--- Begin ---

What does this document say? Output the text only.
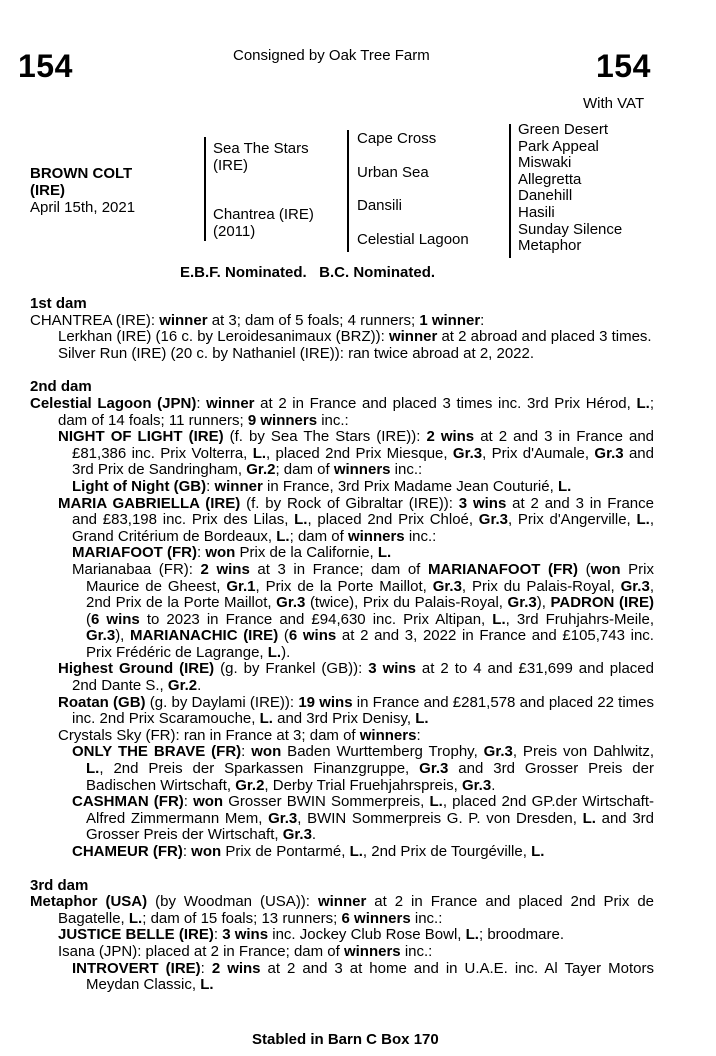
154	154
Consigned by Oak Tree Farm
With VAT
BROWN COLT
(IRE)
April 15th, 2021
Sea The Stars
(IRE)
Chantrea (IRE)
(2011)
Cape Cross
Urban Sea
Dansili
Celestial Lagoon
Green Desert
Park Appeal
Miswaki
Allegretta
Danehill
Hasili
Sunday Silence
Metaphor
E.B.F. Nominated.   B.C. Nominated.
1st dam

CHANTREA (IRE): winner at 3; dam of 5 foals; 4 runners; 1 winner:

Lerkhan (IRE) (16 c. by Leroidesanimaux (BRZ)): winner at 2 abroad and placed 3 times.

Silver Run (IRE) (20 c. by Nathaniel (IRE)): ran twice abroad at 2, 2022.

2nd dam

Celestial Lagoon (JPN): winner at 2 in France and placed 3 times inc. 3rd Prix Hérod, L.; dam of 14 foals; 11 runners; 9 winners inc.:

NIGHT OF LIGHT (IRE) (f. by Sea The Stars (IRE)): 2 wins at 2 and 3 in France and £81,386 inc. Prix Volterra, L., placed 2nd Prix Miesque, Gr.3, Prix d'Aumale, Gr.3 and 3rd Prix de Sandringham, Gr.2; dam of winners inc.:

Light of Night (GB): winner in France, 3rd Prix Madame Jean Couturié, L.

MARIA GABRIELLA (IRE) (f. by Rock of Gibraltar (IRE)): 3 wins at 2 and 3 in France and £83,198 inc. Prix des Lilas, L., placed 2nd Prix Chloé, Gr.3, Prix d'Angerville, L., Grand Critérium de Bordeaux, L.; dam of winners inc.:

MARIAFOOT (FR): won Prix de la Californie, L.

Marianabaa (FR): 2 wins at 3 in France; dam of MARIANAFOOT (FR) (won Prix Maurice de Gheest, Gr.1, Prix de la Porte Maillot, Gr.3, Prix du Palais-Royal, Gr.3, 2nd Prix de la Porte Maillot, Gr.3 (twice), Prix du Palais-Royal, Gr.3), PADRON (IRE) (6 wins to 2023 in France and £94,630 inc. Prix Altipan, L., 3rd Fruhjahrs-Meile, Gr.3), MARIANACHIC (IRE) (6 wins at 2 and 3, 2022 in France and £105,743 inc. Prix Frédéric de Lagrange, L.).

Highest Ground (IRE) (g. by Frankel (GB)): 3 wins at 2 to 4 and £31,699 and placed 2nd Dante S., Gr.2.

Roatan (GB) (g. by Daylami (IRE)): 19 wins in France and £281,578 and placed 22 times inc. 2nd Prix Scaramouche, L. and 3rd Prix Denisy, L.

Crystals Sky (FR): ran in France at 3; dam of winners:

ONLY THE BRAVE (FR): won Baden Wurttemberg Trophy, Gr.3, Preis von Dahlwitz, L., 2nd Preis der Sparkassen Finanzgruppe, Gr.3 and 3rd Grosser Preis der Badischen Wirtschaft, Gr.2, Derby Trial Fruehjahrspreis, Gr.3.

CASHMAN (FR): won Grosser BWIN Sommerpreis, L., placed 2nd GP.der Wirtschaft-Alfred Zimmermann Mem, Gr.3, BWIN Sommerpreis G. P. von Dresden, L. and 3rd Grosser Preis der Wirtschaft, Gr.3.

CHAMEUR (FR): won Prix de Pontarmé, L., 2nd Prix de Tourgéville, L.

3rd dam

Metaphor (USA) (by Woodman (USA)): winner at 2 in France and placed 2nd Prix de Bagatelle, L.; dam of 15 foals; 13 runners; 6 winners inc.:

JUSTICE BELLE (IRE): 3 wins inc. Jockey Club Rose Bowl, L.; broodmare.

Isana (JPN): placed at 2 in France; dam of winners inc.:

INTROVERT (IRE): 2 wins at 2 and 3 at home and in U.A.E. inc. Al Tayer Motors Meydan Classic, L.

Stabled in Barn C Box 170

--- End ---

— Challenge —
Identify the lines that hold the word "wins". Copy every one of them.

— Finished answer —
NIGHT OF LIGHT (IRE) (f. by Sea The Stars (IRE)): 2 wins at 2 and 3 in France and £81,386 inc. Prix Volterra, L., placed 2nd Prix Miesque, Gr.3, Prix d'Aumale, Gr.3 and 3rd Prix de Sandringham, Gr.2; dam of winners inc.:
MARIA GABRIELLA (IRE) (f. by Rock of Gibraltar (IRE)): 3 wins at 2 and 3 in France and £83,198 inc. Prix des Lilas, L., placed 2nd Prix Chloé, Gr.3, Prix d'Angerville, L., Grand Critérium de Bordeaux, L.; dam of winners inc.:
Marianabaa (FR): 2 wins at 3 in France; dam of MARIANAFOOT (FR) (won Prix Maurice de Gheest, Gr.1, Prix de la Porte Maillot, Gr.3, Prix du Palais-Royal, Gr.3, 2nd Prix de la Porte Maillot, Gr.3 (twice), Prix du Palais-Royal, Gr.3), PADRON (IRE) (6 wins to 2023 in France and £94,630 inc. Prix Altipan, L., 3rd Fruhjahrs-Meile, Gr.3), MARIANACHIC (IRE) (6 wins at 2 and 3, 2022 in France and £105,743 inc. Prix Frédéric de Lagrange, L.).
Highest Ground (IRE) (g. by Frankel (GB)): 3 wins at 2 to 4 and £31,699 and placed 2nd Dante S., Gr.2.
Roatan (GB) (g. by Daylami (IRE)): 19 wins in France and £281,578 and placed 22 times inc. 2nd Prix Scaramouche, L. and 3rd Prix Denisy, L.
JUSTICE BELLE (IRE): 3 wins inc. Jockey Club Rose Bowl, L.; broodmare.
INTROVERT (IRE): 2 wins at 2 and 3 at home and in U.A.E. inc. Al Tayer Motors Meydan Classic, L.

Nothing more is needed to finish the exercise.